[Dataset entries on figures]
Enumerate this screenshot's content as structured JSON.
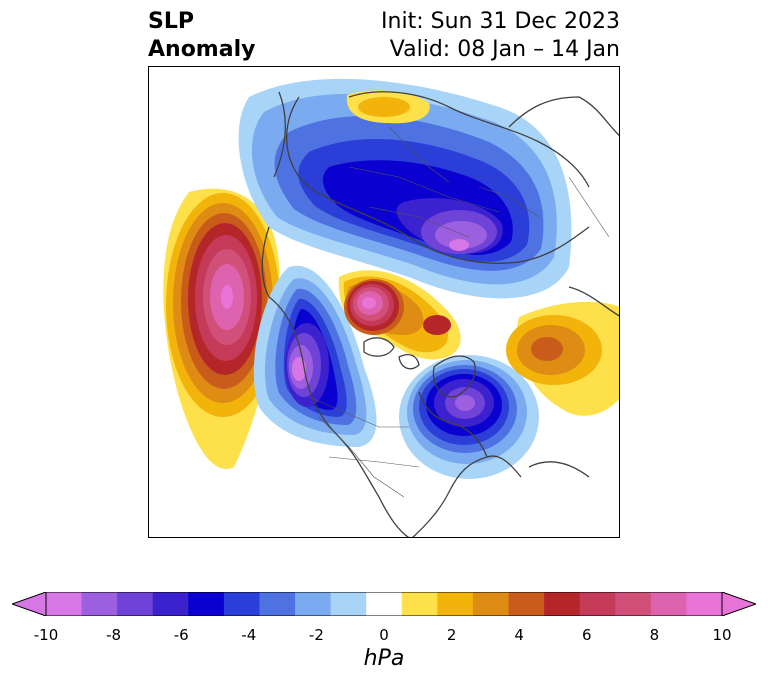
{
  "title": {
    "left_line1": "SLP",
    "left_line2": "Anomaly",
    "right_line1": "Init: Sun 31 Dec 2023",
    "right_line2": "Valid: 08 Jan – 14 Jan"
  },
  "map": {
    "projection": "north-polar-stereographic",
    "features": [
      "coastlines",
      "country-borders",
      "state-borders",
      "filled-anomaly-contours"
    ]
  },
  "colorbar": {
    "units": "hPa",
    "tick_labels": [
      "-10",
      "-8",
      "-6",
      "-4",
      "-2",
      "0",
      "2",
      "4",
      "6",
      "8",
      "10"
    ],
    "levels": [
      -10,
      -9,
      -8,
      -7,
      -6,
      -5,
      -4,
      -3,
      -2,
      -1,
      1,
      2,
      3,
      4,
      5,
      6,
      7,
      8,
      9,
      10
    ],
    "colors": [
      "#d777e6",
      "#9c5fe0",
      "#6f42d8",
      "#3c22cf",
      "#0a00d0",
      "#2b3ed8",
      "#4f72e2",
      "#7aaaf0",
      "#a8d4f8",
      "#ffffff",
      "#fde04a",
      "#f2b40a",
      "#df8c14",
      "#c95c1a",
      "#b5262a",
      "#c43a58",
      "#d0507a",
      "#de63ae",
      "#e874d7"
    ],
    "extend": "both",
    "min_color": "#d777e6",
    "max_color": "#e874d7"
  },
  "anomaly_centers": [
    {
      "name": "north-pacific-high",
      "sign": "positive",
      "peak_hpa": 10
    },
    {
      "name": "western-north-america-low",
      "sign": "negative",
      "peak_hpa": -10
    },
    {
      "name": "arctic-high",
      "sign": "positive",
      "peak_hpa": 10
    },
    {
      "name": "siberian-low",
      "sign": "negative",
      "peak_hpa": -10
    },
    {
      "name": "north-atlantic-low",
      "sign": "negative",
      "peak_hpa": -10
    },
    {
      "name": "east-atlantic-high",
      "sign": "positive",
      "peak_hpa": 5
    },
    {
      "name": "scandinavian-high",
      "sign": "positive",
      "peak_hpa": 3
    }
  ]
}
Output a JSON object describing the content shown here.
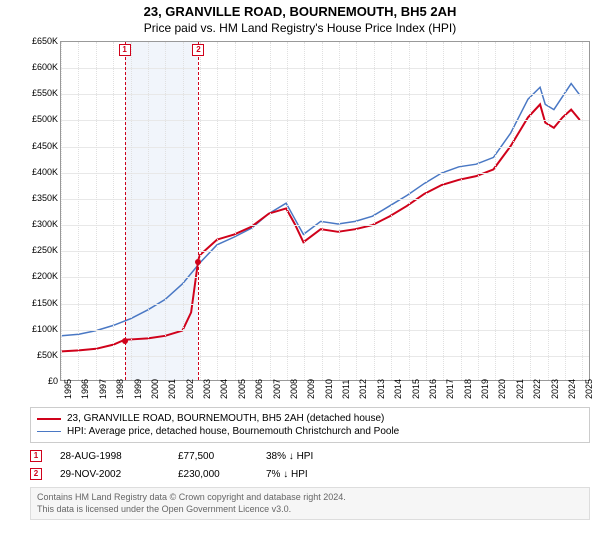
{
  "title": "23, GRANVILLE ROAD, BOURNEMOUTH, BH5 2AH",
  "subtitle": "Price paid vs. HM Land Registry's House Price Index (HPI)",
  "chart": {
    "type": "line",
    "background_color": "#ffffff",
    "grid_color": "#e8e8e8",
    "border_color": "#999999",
    "band_color": "#e8eef8",
    "xlim": [
      1995,
      2025.5
    ],
    "ylim": [
      0,
      650000
    ],
    "ytick_step": 50000,
    "y_ticks": [
      "£0",
      "£50K",
      "£100K",
      "£150K",
      "£200K",
      "£250K",
      "£300K",
      "£350K",
      "£400K",
      "£450K",
      "£500K",
      "£550K",
      "£600K",
      "£650K"
    ],
    "x_ticks": [
      1995,
      1996,
      1997,
      1998,
      1999,
      2000,
      2001,
      2002,
      2003,
      2004,
      2005,
      2006,
      2007,
      2008,
      2009,
      2010,
      2011,
      2012,
      2013,
      2014,
      2015,
      2016,
      2017,
      2018,
      2019,
      2020,
      2021,
      2022,
      2023,
      2024,
      2025
    ],
    "highlight_band": {
      "start": 1998.66,
      "end": 2002.91
    },
    "series": [
      {
        "name": "property",
        "color": "#d0021b",
        "line_width": 2,
        "label": "23, GRANVILLE ROAD, BOURNEMOUTH, BH5 2AH (detached house)",
        "data": [
          [
            1995,
            55000
          ],
          [
            1996,
            57000
          ],
          [
            1997,
            60000
          ],
          [
            1998,
            68000
          ],
          [
            1998.66,
            77500
          ],
          [
            1999,
            78000
          ],
          [
            2000,
            80000
          ],
          [
            2001,
            85000
          ],
          [
            2002,
            95000
          ],
          [
            2002.5,
            130000
          ],
          [
            2002.91,
            230000
          ],
          [
            2003,
            240000
          ],
          [
            2004,
            270000
          ],
          [
            2005,
            280000
          ],
          [
            2006,
            295000
          ],
          [
            2007,
            320000
          ],
          [
            2008,
            330000
          ],
          [
            2008.5,
            300000
          ],
          [
            2009,
            265000
          ],
          [
            2010,
            290000
          ],
          [
            2011,
            285000
          ],
          [
            2012,
            290000
          ],
          [
            2013,
            298000
          ],
          [
            2014,
            315000
          ],
          [
            2015,
            335000
          ],
          [
            2016,
            358000
          ],
          [
            2017,
            375000
          ],
          [
            2018,
            385000
          ],
          [
            2019,
            392000
          ],
          [
            2020,
            405000
          ],
          [
            2021,
            450000
          ],
          [
            2022,
            505000
          ],
          [
            2022.7,
            530000
          ],
          [
            2023,
            495000
          ],
          [
            2023.5,
            485000
          ],
          [
            2024,
            505000
          ],
          [
            2024.5,
            520000
          ],
          [
            2025,
            500000
          ]
        ]
      },
      {
        "name": "hpi",
        "color": "#4a78c4",
        "line_width": 1.5,
        "label": "HPI: Average price, detached house, Bournemouth Christchurch and Poole",
        "data": [
          [
            1995,
            85000
          ],
          [
            1996,
            88000
          ],
          [
            1997,
            95000
          ],
          [
            1998,
            105000
          ],
          [
            1999,
            118000
          ],
          [
            2000,
            135000
          ],
          [
            2001,
            155000
          ],
          [
            2002,
            185000
          ],
          [
            2003,
            225000
          ],
          [
            2004,
            260000
          ],
          [
            2005,
            275000
          ],
          [
            2006,
            292000
          ],
          [
            2007,
            320000
          ],
          [
            2008,
            340000
          ],
          [
            2008.5,
            310000
          ],
          [
            2009,
            280000
          ],
          [
            2010,
            305000
          ],
          [
            2011,
            300000
          ],
          [
            2012,
            305000
          ],
          [
            2013,
            315000
          ],
          [
            2014,
            335000
          ],
          [
            2015,
            355000
          ],
          [
            2016,
            378000
          ],
          [
            2017,
            398000
          ],
          [
            2018,
            410000
          ],
          [
            2019,
            415000
          ],
          [
            2020,
            428000
          ],
          [
            2021,
            475000
          ],
          [
            2022,
            540000
          ],
          [
            2022.7,
            563000
          ],
          [
            2023,
            530000
          ],
          [
            2023.5,
            520000
          ],
          [
            2024,
            545000
          ],
          [
            2024.5,
            570000
          ],
          [
            2025,
            548000
          ]
        ]
      }
    ],
    "sale_markers": [
      {
        "n": "1",
        "year": 1998.66,
        "color": "#d0021b",
        "dot_y": 77500
      },
      {
        "n": "2",
        "year": 2002.91,
        "color": "#d0021b",
        "dot_y": 230000
      }
    ]
  },
  "legend": {
    "rows": [
      {
        "color": "#d0021b",
        "width": 2,
        "label": "23, GRANVILLE ROAD, BOURNEMOUTH, BH5 2AH (detached house)"
      },
      {
        "color": "#4a78c4",
        "width": 1.5,
        "label": "HPI: Average price, detached house, Bournemouth Christchurch and Poole"
      }
    ]
  },
  "marker_info": [
    {
      "n": "1",
      "color": "#d0021b",
      "date": "28-AUG-1998",
      "price": "£77,500",
      "pct": "38% ↓ HPI"
    },
    {
      "n": "2",
      "color": "#d0021b",
      "date": "29-NOV-2002",
      "price": "£230,000",
      "pct": "7% ↓ HPI"
    }
  ],
  "footer": {
    "line1": "Contains HM Land Registry data © Crown copyright and database right 2024.",
    "line2": "This data is licensed under the Open Government Licence v3.0."
  }
}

WHAT THE TASK ASKS: Every entry must be transcribed exactly. Pictures do not belong in the copy.

REPLY TO THE EXERCISE:
Enumerate this screenshot's content as structured JSON.
{
  "title": {
    "left_line1": "SLP",
    "left_line2": "Anomaly",
    "right_line1": "Init: Sun 31 Dec 2023",
    "right_line2": "Valid: 08 Jan – 14 Jan"
  },
  "map": {
    "projection": "north-polar-stereographic",
    "features": [
      "coastlines",
      "country-borders",
      "state-borders",
      "filled-anomaly-contours"
    ]
  },
  "colorbar": {
    "units": "hPa",
    "tick_labels": [
      "-10",
      "-8",
      "-6",
      "-4",
      "-2",
      "0",
      "2",
      "4",
      "6",
      "8",
      "10"
    ],
    "levels": [
      -10,
      -9,
      -8,
      -7,
      -6,
      -5,
      -4,
      -3,
      -2,
      -1,
      1,
      2,
      3,
      4,
      5,
      6,
      7,
      8,
      9,
      10
    ],
    "colors": [
      "#d777e6",
      "#9c5fe0",
      "#6f42d8",
      "#3c22cf",
      "#0a00d0",
      "#2b3ed8",
      "#4f72e2",
      "#7aaaf0",
      "#a8d4f8",
      "#ffffff",
      "#fde04a",
      "#f2b40a",
      "#df8c14",
      "#c95c1a",
      "#b5262a",
      "#c43a58",
      "#d0507a",
      "#de63ae",
      "#e874d7"
    ],
    "extend": "both",
    "min_color": "#d777e6",
    "max_color": "#e874d7"
  },
  "anomaly_centers": [
    {
      "name": "north-pacific-high",
      "sign": "positive",
      "peak_hpa": 10
    },
    {
      "name": "western-north-america-low",
      "sign": "negative",
      "peak_hpa": -10
    },
    {
      "name": "arctic-high",
      "sign": "positive",
      "peak_hpa": 10
    },
    {
      "name": "siberian-low",
      "sign": "negative",
      "peak_hpa": -10
    },
    {
      "name": "north-atlantic-low",
      "sign": "negative",
      "peak_hpa": -10
    },
    {
      "name": "east-atlantic-high",
      "sign": "positive",
      "peak_hpa": 5
    },
    {
      "name": "scandinavian-high",
      "sign": "positive",
      "peak_hpa": 3
    }
  ]
}
Output a JSON object describing the content shown here.
{
  "title": "23, GRANVILLE ROAD, BOURNEMOUTH, BH5 2AH",
  "subtitle": "Price paid vs. HM Land Registry's House Price Index (HPI)",
  "chart": {
    "type": "line",
    "background_color": "#ffffff",
    "grid_color": "#e8e8e8",
    "border_color": "#999999",
    "band_color": "#e8eef8",
    "xlim": [
      1995,
      2025.5
    ],
    "ylim": [
      0,
      650000
    ],
    "ytick_step": 50000,
    "y_ticks": [
      "£0",
      "£50K",
      "£100K",
      "£150K",
      "£200K",
      "£250K",
      "£300K",
      "£350K",
      "£400K",
      "£450K",
      "£500K",
      "£550K",
      "£600K",
      "£650K"
    ],
    "x_ticks": [
      1995,
      1996,
      1997,
      1998,
      1999,
      2000,
      2001,
      2002,
      2003,
      2004,
      2005,
      2006,
      2007,
      2008,
      2009,
      2010,
      2011,
      2012,
      2013,
      2014,
      2015,
      2016,
      2017,
      2018,
      2019,
      2020,
      2021,
      2022,
      2023,
      2024,
      2025
    ],
    "highlight_band": {
      "start": 1998.66,
      "end": 2002.91
    },
    "series": [
      {
        "name": "property",
        "color": "#d0021b",
        "line_width": 2,
        "label": "23, GRANVILLE ROAD, BOURNEMOUTH, BH5 2AH (detached house)",
        "data": [
          [
            1995,
            55000
          ],
          [
            1996,
            57000
          ],
          [
            1997,
            60000
          ],
          [
            1998,
            68000
          ],
          [
            1998.66,
            77500
          ],
          [
            1999,
            78000
          ],
          [
            2000,
            80000
          ],
          [
            2001,
            85000
          ],
          [
            2002,
            95000
          ],
          [
            2002.5,
            130000
          ],
          [
            2002.91,
            230000
          ],
          [
            2003,
            240000
          ],
          [
            2004,
            270000
          ],
          [
            2005,
            280000
          ],
          [
            2006,
            295000
          ],
          [
            2007,
            320000
          ],
          [
            2008,
            330000
          ],
          [
            2008.5,
            300000
          ],
          [
            2009,
            265000
          ],
          [
            2010,
            290000
          ],
          [
            2011,
            285000
          ],
          [
            2012,
            290000
          ],
          [
            2013,
            298000
          ],
          [
            2014,
            315000
          ],
          [
            2015,
            335000
          ],
          [
            2016,
            358000
          ],
          [
            2017,
            375000
          ],
          [
            2018,
            385000
          ],
          [
            2019,
            392000
          ],
          [
            2020,
            405000
          ],
          [
            2021,
            450000
          ],
          [
            2022,
            505000
          ],
          [
            2022.7,
            530000
          ],
          [
            2023,
            495000
          ],
          [
            2023.5,
            485000
          ],
          [
            2024,
            505000
          ],
          [
            2024.5,
            520000
          ],
          [
            2025,
            500000
          ]
        ]
      },
      {
        "name": "hpi",
        "color": "#4a78c4",
        "line_width": 1.5,
        "label": "HPI: Average price, detached house, Bournemouth Christchurch and Poole",
        "data": [
          [
            1995,
            85000
          ],
          [
            1996,
            88000
          ],
          [
            1997,
            95000
          ],
          [
            1998,
            105000
          ],
          [
            1999,
            118000
          ],
          [
            2000,
            135000
          ],
          [
            2001,
            155000
          ],
          [
            2002,
            185000
          ],
          [
            2003,
            225000
          ],
          [
            2004,
            260000
          ],
          [
            2005,
            275000
          ],
          [
            2006,
            292000
          ],
          [
            2007,
            320000
          ],
          [
            2008,
            340000
          ],
          [
            2008.5,
            310000
          ],
          [
            2009,
            280000
          ],
          [
            2010,
            305000
          ],
          [
            2011,
            300000
          ],
          [
            2012,
            305000
          ],
          [
            2013,
            315000
          ],
          [
            2014,
            335000
          ],
          [
            2015,
            355000
          ],
          [
            2016,
            378000
          ],
          [
            2017,
            398000
          ],
          [
            2018,
            410000
          ],
          [
            2019,
            415000
          ],
          [
            2020,
            428000
          ],
          [
            2021,
            475000
          ],
          [
            2022,
            540000
          ],
          [
            2022.7,
            563000
          ],
          [
            2023,
            530000
          ],
          [
            2023.5,
            520000
          ],
          [
            2024,
            545000
          ],
          [
            2024.5,
            570000
          ],
          [
            2025,
            548000
          ]
        ]
      }
    ],
    "sale_markers": [
      {
        "n": "1",
        "year": 1998.66,
        "color": "#d0021b",
        "dot_y": 77500
      },
      {
        "n": "2",
        "year": 2002.91,
        "color": "#d0021b",
        "dot_y": 230000
      }
    ]
  },
  "legend": {
    "rows": [
      {
        "color": "#d0021b",
        "width": 2,
        "label": "23, GRANVILLE ROAD, BOURNEMOUTH, BH5 2AH (detached house)"
      },
      {
        "color": "#4a78c4",
        "width": 1.5,
        "label": "HPI: Average price, detached house, Bournemouth Christchurch and Poole"
      }
    ]
  },
  "marker_info": [
    {
      "n": "1",
      "color": "#d0021b",
      "date": "28-AUG-1998",
      "price": "£77,500",
      "pct": "38% ↓ HPI"
    },
    {
      "n": "2",
      "color": "#d0021b",
      "date": "29-NOV-2002",
      "price": "£230,000",
      "pct": "7% ↓ HPI"
    }
  ],
  "footer": {
    "line1": "Contains HM Land Registry data © Crown copyright and database right 2024.",
    "line2": "This data is licensed under the Open Government Licence v3.0."
  }
}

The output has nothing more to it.